■ AIM ■
Every line of the material is to be quoted verbatim, minus the pictures.

[Begin GIVEN DATA]

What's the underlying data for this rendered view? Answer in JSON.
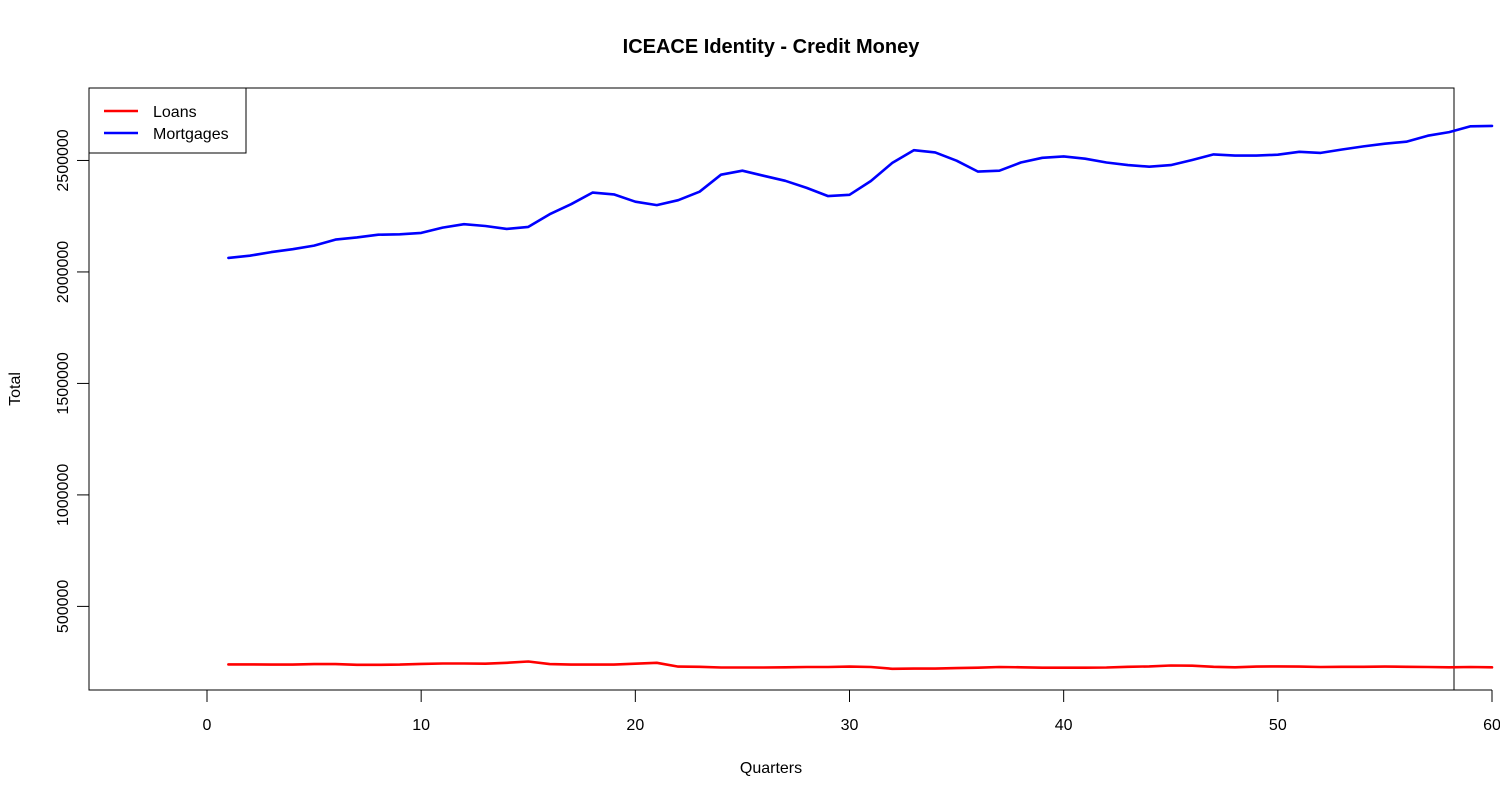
{
  "chart_data": {
    "type": "line",
    "title": "ICEACE Identity - Credit Money",
    "xlabel": "Quarters",
    "ylabel": "Total",
    "xlim": [
      0,
      60
    ],
    "ylim": [
      125000,
      2825000
    ],
    "x_ticks": [
      0,
      10,
      20,
      30,
      40,
      50,
      60
    ],
    "x_tick_labels": [
      "0",
      "10",
      "20",
      "30",
      "40",
      "50",
      "60"
    ],
    "y_ticks": [
      500000,
      1000000,
      1500000,
      2000000,
      2500000
    ],
    "y_tick_labels": [
      "500000",
      "1000000",
      "1500000",
      "2000000",
      "2500000"
    ],
    "grid": false,
    "legend_position": "top-left",
    "x": [
      1,
      2,
      3,
      4,
      5,
      6,
      7,
      8,
      9,
      10,
      11,
      12,
      13,
      14,
      15,
      16,
      17,
      18,
      19,
      20,
      21,
      22,
      23,
      24,
      25,
      26,
      27,
      28,
      29,
      30,
      31,
      32,
      33,
      34,
      35,
      36,
      37,
      38,
      39,
      40,
      41,
      42,
      43,
      44,
      45,
      46,
      47,
      48,
      49,
      50,
      51,
      52,
      53,
      54,
      55,
      56,
      57,
      58,
      59,
      60
    ],
    "series": [
      {
        "name": "Loans",
        "color": "#ff0000",
        "values": [
          240000,
          240000,
          239000,
          239000,
          241000,
          241000,
          238000,
          238000,
          239000,
          242000,
          244000,
          244000,
          243000,
          247000,
          253000,
          241000,
          239000,
          239000,
          239000,
          243000,
          247000,
          230000,
          229000,
          226000,
          226000,
          226000,
          227000,
          228000,
          228000,
          230000,
          228000,
          220000,
          221000,
          221000,
          223000,
          225000,
          228000,
          227000,
          225000,
          225000,
          225000,
          226000,
          229000,
          231000,
          235000,
          234000,
          229000,
          227000,
          230000,
          231000,
          230000,
          228000,
          229000,
          229000,
          230000,
          229000,
          228000,
          227000,
          228000,
          227000
        ]
      },
      {
        "name": "Mortgages",
        "color": "#0000ff",
        "values": [
          2063000,
          2073000,
          2089000,
          2102000,
          2118000,
          2145000,
          2155000,
          2167000,
          2169000,
          2175000,
          2199000,
          2214000,
          2206000,
          2193000,
          2202000,
          2259000,
          2304000,
          2356000,
          2348000,
          2315000,
          2300000,
          2322000,
          2360000,
          2436000,
          2454000,
          2431000,
          2409000,
          2377000,
          2340000,
          2346000,
          2408000,
          2489000,
          2546000,
          2536000,
          2499000,
          2450000,
          2454000,
          2491000,
          2512000,
          2518000,
          2508000,
          2491000,
          2479000,
          2472000,
          2479000,
          2502000,
          2527000,
          2522000,
          2522000,
          2526000,
          2539000,
          2534000,
          2549000,
          2563000,
          2575000,
          2584000,
          2611000,
          2627000,
          2653000,
          2655000
        ]
      }
    ]
  }
}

[End GIVEN DATA]

■ WRITTEN RESPONSE ■
What's the underlying data for this rendered view? Answer in JSON.
{
  "chart_data": {
    "type": "line",
    "title": "ICEACE Identity - Credit Money",
    "xlabel": "Quarters",
    "ylabel": "Total",
    "xlim": [
      0,
      60
    ],
    "ylim": [
      125000,
      2825000
    ],
    "x_ticks": [
      0,
      10,
      20,
      30,
      40,
      50,
      60
    ],
    "x_tick_labels": [
      "0",
      "10",
      "20",
      "30",
      "40",
      "50",
      "60"
    ],
    "y_ticks": [
      500000,
      1000000,
      1500000,
      2000000,
      2500000
    ],
    "y_tick_labels": [
      "500000",
      "1000000",
      "1500000",
      "2000000",
      "2500000"
    ],
    "grid": false,
    "legend_position": "top-left",
    "x": [
      1,
      2,
      3,
      4,
      5,
      6,
      7,
      8,
      9,
      10,
      11,
      12,
      13,
      14,
      15,
      16,
      17,
      18,
      19,
      20,
      21,
      22,
      23,
      24,
      25,
      26,
      27,
      28,
      29,
      30,
      31,
      32,
      33,
      34,
      35,
      36,
      37,
      38,
      39,
      40,
      41,
      42,
      43,
      44,
      45,
      46,
      47,
      48,
      49,
      50,
      51,
      52,
      53,
      54,
      55,
      56,
      57,
      58,
      59,
      60
    ],
    "series": [
      {
        "name": "Loans",
        "color": "#ff0000",
        "values": [
          240000,
          240000,
          239000,
          239000,
          241000,
          241000,
          238000,
          238000,
          239000,
          242000,
          244000,
          244000,
          243000,
          247000,
          253000,
          241000,
          239000,
          239000,
          239000,
          243000,
          247000,
          230000,
          229000,
          226000,
          226000,
          226000,
          227000,
          228000,
          228000,
          230000,
          228000,
          220000,
          221000,
          221000,
          223000,
          225000,
          228000,
          227000,
          225000,
          225000,
          225000,
          226000,
          229000,
          231000,
          235000,
          234000,
          229000,
          227000,
          230000,
          231000,
          230000,
          228000,
          229000,
          229000,
          230000,
          229000,
          228000,
          227000,
          228000,
          227000
        ]
      },
      {
        "name": "Mortgages",
        "color": "#0000ff",
        "values": [
          2063000,
          2073000,
          2089000,
          2102000,
          2118000,
          2145000,
          2155000,
          2167000,
          2169000,
          2175000,
          2199000,
          2214000,
          2206000,
          2193000,
          2202000,
          2259000,
          2304000,
          2356000,
          2348000,
          2315000,
          2300000,
          2322000,
          2360000,
          2436000,
          2454000,
          2431000,
          2409000,
          2377000,
          2340000,
          2346000,
          2408000,
          2489000,
          2546000,
          2536000,
          2499000,
          2450000,
          2454000,
          2491000,
          2512000,
          2518000,
          2508000,
          2491000,
          2479000,
          2472000,
          2479000,
          2502000,
          2527000,
          2522000,
          2522000,
          2526000,
          2539000,
          2534000,
          2549000,
          2563000,
          2575000,
          2584000,
          2611000,
          2627000,
          2653000,
          2655000
        ]
      }
    ]
  }
}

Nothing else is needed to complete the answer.